[Data records]
>> Start
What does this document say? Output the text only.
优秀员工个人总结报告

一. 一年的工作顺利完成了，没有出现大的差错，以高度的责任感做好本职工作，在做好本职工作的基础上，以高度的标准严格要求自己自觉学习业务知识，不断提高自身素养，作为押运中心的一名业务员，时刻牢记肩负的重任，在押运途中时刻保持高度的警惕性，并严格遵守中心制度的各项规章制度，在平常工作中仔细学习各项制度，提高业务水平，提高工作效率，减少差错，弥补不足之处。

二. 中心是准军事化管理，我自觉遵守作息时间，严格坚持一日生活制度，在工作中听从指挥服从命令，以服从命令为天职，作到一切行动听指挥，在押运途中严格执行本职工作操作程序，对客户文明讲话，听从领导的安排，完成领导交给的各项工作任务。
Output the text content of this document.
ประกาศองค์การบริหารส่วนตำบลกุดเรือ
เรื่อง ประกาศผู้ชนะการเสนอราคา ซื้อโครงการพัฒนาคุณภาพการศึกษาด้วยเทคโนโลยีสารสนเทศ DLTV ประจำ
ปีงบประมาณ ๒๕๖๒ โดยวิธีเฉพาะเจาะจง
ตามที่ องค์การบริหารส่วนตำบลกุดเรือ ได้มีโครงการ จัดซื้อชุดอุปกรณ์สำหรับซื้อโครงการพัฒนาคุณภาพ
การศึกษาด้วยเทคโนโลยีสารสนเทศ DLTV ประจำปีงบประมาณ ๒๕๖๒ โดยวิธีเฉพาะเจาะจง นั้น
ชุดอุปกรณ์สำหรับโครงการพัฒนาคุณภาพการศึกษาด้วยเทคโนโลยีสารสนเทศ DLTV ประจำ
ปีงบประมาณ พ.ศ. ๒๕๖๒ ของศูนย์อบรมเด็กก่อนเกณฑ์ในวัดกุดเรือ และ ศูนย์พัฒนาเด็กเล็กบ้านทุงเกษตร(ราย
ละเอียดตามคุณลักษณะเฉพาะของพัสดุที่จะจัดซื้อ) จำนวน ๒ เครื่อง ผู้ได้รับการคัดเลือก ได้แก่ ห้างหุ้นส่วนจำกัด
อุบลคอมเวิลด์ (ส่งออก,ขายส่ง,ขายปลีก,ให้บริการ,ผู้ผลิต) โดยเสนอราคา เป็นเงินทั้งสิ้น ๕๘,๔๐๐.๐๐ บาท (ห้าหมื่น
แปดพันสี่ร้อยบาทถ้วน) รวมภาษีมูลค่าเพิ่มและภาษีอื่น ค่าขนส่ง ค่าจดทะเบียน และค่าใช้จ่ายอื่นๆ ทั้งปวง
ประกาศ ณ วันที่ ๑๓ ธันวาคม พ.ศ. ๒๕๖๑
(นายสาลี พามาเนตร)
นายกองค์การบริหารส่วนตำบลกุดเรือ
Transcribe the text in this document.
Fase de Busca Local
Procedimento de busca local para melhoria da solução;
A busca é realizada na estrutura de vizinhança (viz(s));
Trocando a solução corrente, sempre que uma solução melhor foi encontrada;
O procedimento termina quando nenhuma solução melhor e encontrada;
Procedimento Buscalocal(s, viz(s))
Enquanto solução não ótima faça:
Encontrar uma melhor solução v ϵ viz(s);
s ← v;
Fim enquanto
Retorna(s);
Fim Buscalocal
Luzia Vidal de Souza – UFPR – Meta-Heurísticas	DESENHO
>> End
The lines above should be duplicated exactly.

What does this document say? Output the text only.
优秀员工个人总结报告

一. 一年的工作顺利完成了，没有出现大的差错，以高度的责任感做好本职工作，在做好本职工作的基础上，以高度的标准严格要求自己自觉学习业务知识，不断提高自身素养，作为押运中心的一名业务员，时刻牢记肩负的重任，在押运途中时刻保持高度的警惕性，并严格遵守中心制度的各项规章制度，在平常工作中仔细学习各项制度，提高业务水平，提高工作效率，减少差错，弥补不足之处。

二. 中心是准军事化管理，我自觉遵守作息时间，严格坚持一日生活制度，在工作中听从指挥服从命令，以服从命令为天职，作到一切行动听指挥，在押运途中严格执行本职工作操作程序，对客户文明讲话，听从领导的安排，完成领导交给的各项工作任务。
Output the text content of this document.
ประกาศองค์การบริหารส่วนตำบลกุดเรือ
เรื่อง ประกาศผู้ชนะการเสนอราคา ซื้อโครงการพัฒนาคุณภาพการศึกษาด้วยเทคโนโลยีสารสนเทศ DLTV ประจำ
ปีงบประมาณ ๒๕๖๒ โดยวิธีเฉพาะเจาะจง
ตามที่ องค์การบริหารส่วนตำบลกุดเรือ ได้มีโครงการ จัดซื้อชุดอุปกรณ์สำหรับซื้อโครงการพัฒนาคุณภาพ
การศึกษาด้วยเทคโนโลยีสารสนเทศ DLTV ประจำปีงบประมาณ ๒๕๖๒ โดยวิธีเฉพาะเจาะจง นั้น
ชุดอุปกรณ์สำหรับโครงการพัฒนาคุณภาพการศึกษาด้วยเทคโนโลยีสารสนเทศ DLTV ประจำ
ปีงบประมาณ พ.ศ. ๒๕๖๒ ของศูนย์อบรมเด็กก่อนเกณฑ์ในวัดกุดเรือ และ ศูนย์พัฒนาเด็กเล็กบ้านทุงเกษตร(ราย
ละเอียดตามคุณลักษณะเฉพาะของพัสดุที่จะจัดซื้อ) จำนวน ๒ เครื่อง ผู้ได้รับการคัดเลือก ได้แก่ ห้างหุ้นส่วนจำกัด
อุบลคอมเวิลด์ (ส่งออก,ขายส่ง,ขายปลีก,ให้บริการ,ผู้ผลิต) โดยเสนอราคา เป็นเงินทั้งสิ้น ๕๘,๔๐๐.๐๐ บาท (ห้าหมื่น
แปดพันสี่ร้อยบาทถ้วน) รวมภาษีมูลค่าเพิ่มและภาษีอื่น ค่าขนส่ง ค่าจดทะเบียน และค่าใช้จ่ายอื่นๆ ทั้งปวง
ประกาศ ณ วันที่ ๑๓ ธันวาคม พ.ศ. ๒๕๖๑
(นายสาลี พามาเนตร)
นายกองค์การบริหารส่วนตำบลกุดเรือ
Transcribe the text in this document.
Fase de Busca Local
Procedimento de busca local para melhoria da solução;
A busca é realizada na estrutura de vizinhança (viz(s));
Trocando a solução corrente, sempre que uma solução melhor foi encontrada;
O procedimento termina quando nenhuma solução melhor e encontrada;
Procedimento Buscalocal(s, viz(s))
Enquanto solução não ótima faça:
Encontrar uma melhor solução v ϵ viz(s);
s ← v;
Fim enquanto
Retorna(s);
Fim Buscalocal
Luzia Vidal de Souza – UFPR – Meta-Heurísticas	DESENHO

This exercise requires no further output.